▸ Consigne A: D'après l'extrait sur les élections dans le Rhône, combien de candidats le Parti socialiste a-t-il annoncés au sein du « Nouveau Front Populaire » ?

▸ Extrait du texte:
La région Auvergne-Rhône-Alpes et le département du Rhône n'y ont pas échappé : les grandes agglomérations, dont Lyon et Grenoble, forment ainsi les dernières grandes « poches » roses, vertes, bleues ou rouges sur la carte électorale - à l'exception de dynamiques bien spécifiques, comme dans la Drôme par exemple, où les Verts, Place Publique et La France Insoumise sont restés en tête dans plusieurs municipalités la semaine dernière.

Résultats élections européennes, 2024, Rhône

Quel parti pour mener l'opposition de gauche à Lyon ?

Dans le Rhône et à Lyon, où la Ville et la Métropole sont passées dans les mains d'élus du parti Europe-Ecologie-les-Verts (EELV) en 2020, les positions commencent seulement à se clarifier ce vendredi.

Le « Nouveau Front Populaire », noué hier soir entre La France Insoumise (229 candidats annoncés), le Parti socialiste (175 candidats), Europe écologie les Verts (92 candidats) et le Parti Communiste (50 candidats), vient en effet d'annoncer ses candidats dans chaque circonscription.

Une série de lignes
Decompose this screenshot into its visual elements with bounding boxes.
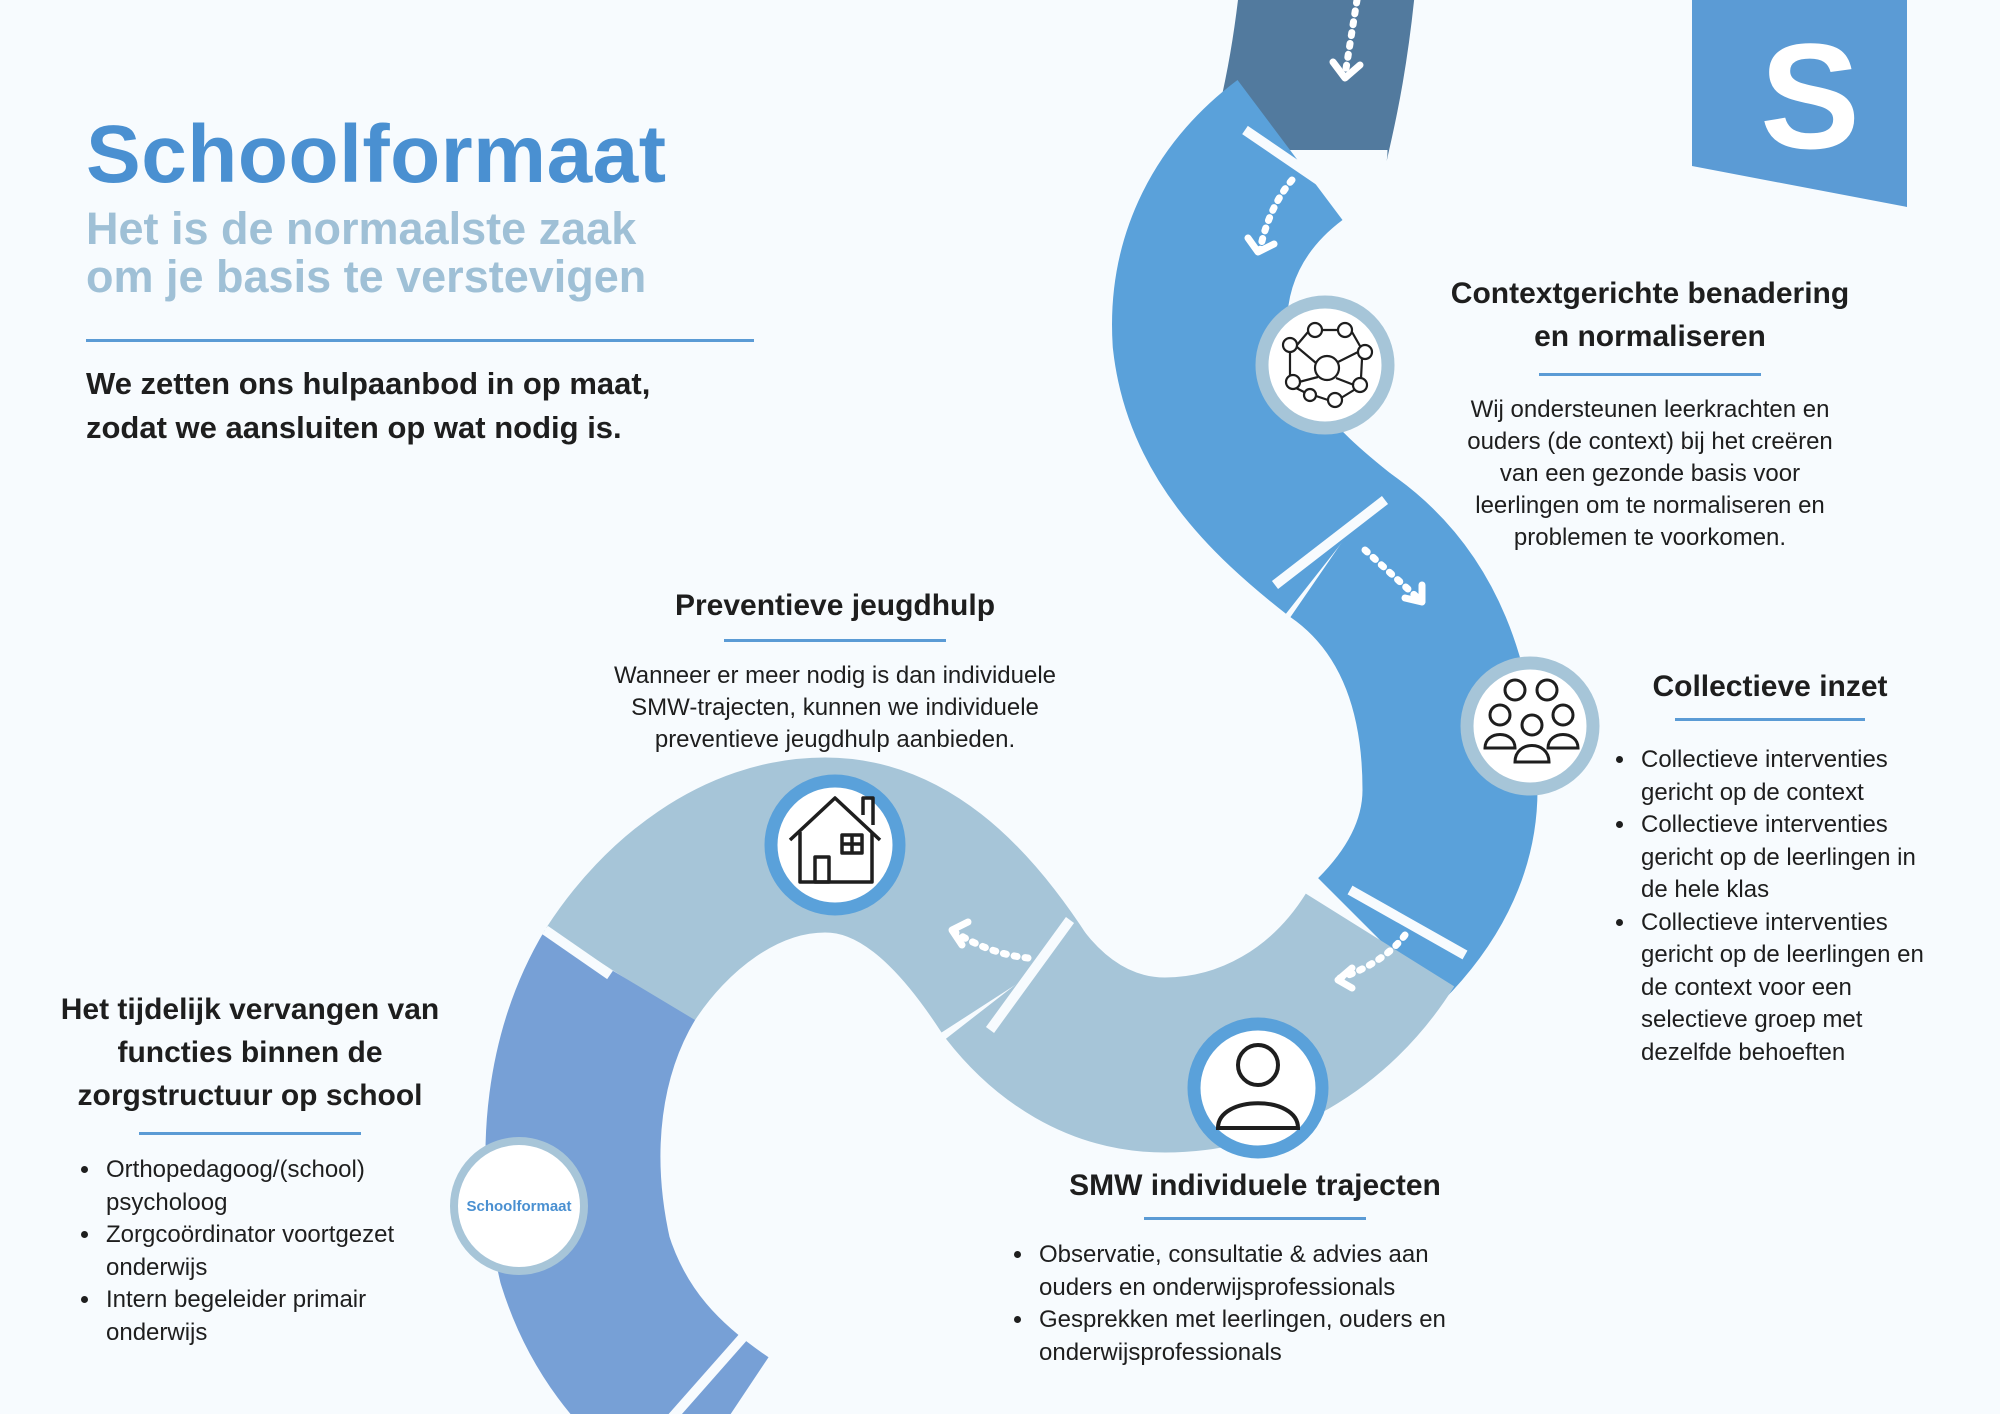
- text-line: SMW-trajecten, kunnen we individuele: [631, 694, 1039, 721]
- step-collective-underline: [1675, 718, 1865, 721]
- page-title: Schoolformaat: [86, 109, 667, 200]
- step-smw: [1005, 1164, 1505, 1220]
- step-context-text: [1400, 394, 1900, 554]
- step-context: [1400, 272, 1900, 554]
- corner-logo-letter: S: [1760, 12, 1861, 180]
- person-icon: [1194, 1024, 1322, 1152]
- list-item: • Intern begeleider primair onderwijs: [102, 1284, 482, 1349]
- step-replacement-list: [72, 1154, 482, 1349]
- step-preventive-title: Preventieve jeugdhulp: [674, 589, 996, 622]
- title-line: Het tijdelijk vervangen van: [60, 993, 440, 1026]
- intro-text: [86, 362, 650, 450]
- list-item: • Zorgcoördinator voortgezet onderwijs: [102, 1219, 482, 1284]
- list-item: • Collectieve interventies gericht op de leerlingen in de hele klas: [1637, 809, 1997, 907]
- step-preventive-underline: [724, 639, 946, 642]
- step-context-underline: [1539, 373, 1761, 376]
- step-collective: [1610, 665, 1930, 741]
- title-line: zorgstructuur op school: [77, 1079, 423, 1112]
- subtitle-line: om je basis te verstevigen: [86, 251, 647, 302]
- step-smw-underline: [1144, 1217, 1366, 1220]
- text-line: leerlingen om te normaliseren en: [1475, 492, 1825, 519]
- step-smw-title: SMW individuele trajecten: [1069, 1169, 1441, 1202]
- schoolformaat-logo: Schoolformaat: [450, 1137, 588, 1275]
- header-divider: [86, 339, 754, 342]
- step-collective-title: Collectieve inzet: [1652, 670, 1888, 703]
- network-icon: [1262, 302, 1388, 428]
- title-line: functies binnen de: [117, 1036, 383, 1069]
- road-segment-collective: [1340, 545, 1450, 940]
- step-context-title: [1400, 272, 1900, 358]
- list-item: • Orthopedagoog/(school) psycholoog: [102, 1154, 482, 1219]
- step-replacement: [40, 988, 460, 1135]
- road-segment-top: [1300, 0, 1330, 150]
- step-preventive-text: [570, 660, 1100, 756]
- step-replacement-title: [40, 988, 460, 1117]
- text-line: preventieve jeugdhulp aanbieden.: [654, 726, 1016, 753]
- list-item: • Collectieve interventies gericht op de context: [1637, 744, 1997, 809]
- step-collective-list: [1607, 744, 1997, 1069]
- step-replacement-underline: [139, 1132, 361, 1135]
- list-item: • Gesprekken met leerlingen, ouders en onderwijsprofessionals: [1035, 1304, 1555, 1369]
- text-line: problemen te voorkomen.: [1513, 524, 1787, 551]
- list-item: • Collectieve interventies gericht op de leerlingen en de context voor een selectieve groep met dezelfde behoeften: [1637, 907, 1997, 1070]
- group-icon: [1467, 663, 1593, 789]
- text-line: ouders (de context) bij het creëren: [1467, 428, 1833, 455]
- title-line: Contextgerichte benadering: [1450, 277, 1850, 310]
- intro-line: We zetten ons hulpaanbod in op maat,: [86, 366, 651, 401]
- house-icon: [771, 781, 899, 909]
- step-smw-list: [1005, 1239, 1555, 1369]
- page-subtitle: [86, 205, 646, 301]
- subtitle-line: Het is de normaalste zaak: [86, 203, 637, 254]
- road-segment-smw: [1015, 940, 1380, 1065]
- text-line: van een gezonde basis voor: [1499, 460, 1801, 487]
- text-line: Wanneer er meer nodig is dan individuele: [613, 662, 1057, 689]
- list-item: • Observatie, consultatie & advies aan ouders en onderwijsprofessionals: [1035, 1239, 1555, 1304]
- road-segment-replacement: [573, 975, 720, 1414]
- step-preventive: [570, 584, 1100, 756]
- text-line: Wij ondersteunen leerkrachten en: [1470, 396, 1830, 423]
- intro-line: zodat we aansluiten op wat nodig is.: [86, 410, 622, 445]
- title-line: en normaliseren: [1534, 320, 1766, 353]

▸ Consigne B: Dans la série de lignes, reproduisez sans aucun changement le passage qui commence à la ligne contenant « - text-line: SMW-trajecten, kunnen » et s'arrête après celle contenant « - step-preventive-title: Preventieve ».

▸ Réponse complète A: Le Parti socialiste a annoncé 175 candidats.

▸ Réponse complète B:
- text-line: SMW-trajecten, kunnen we individuele: [631, 694, 1039, 721]
- step-collective-underline: [1675, 718, 1865, 721]
- page-title: Schoolformaat: [86, 109, 667, 200]
- step-smw: [1005, 1164, 1505, 1220]
- step-context-text: [1400, 394, 1900, 554]
- step-context: [1400, 272, 1900, 554]
- corner-logo-letter: S: [1760, 12, 1861, 180]
- person-icon: [1194, 1024, 1322, 1152]
- list-item: • Intern begeleider primair onderwijs: [102, 1284, 482, 1349]
- step-replacement-list: [72, 1154, 482, 1349]
- step-preventive-title: Preventieve jeugdhulp: [674, 589, 996, 622]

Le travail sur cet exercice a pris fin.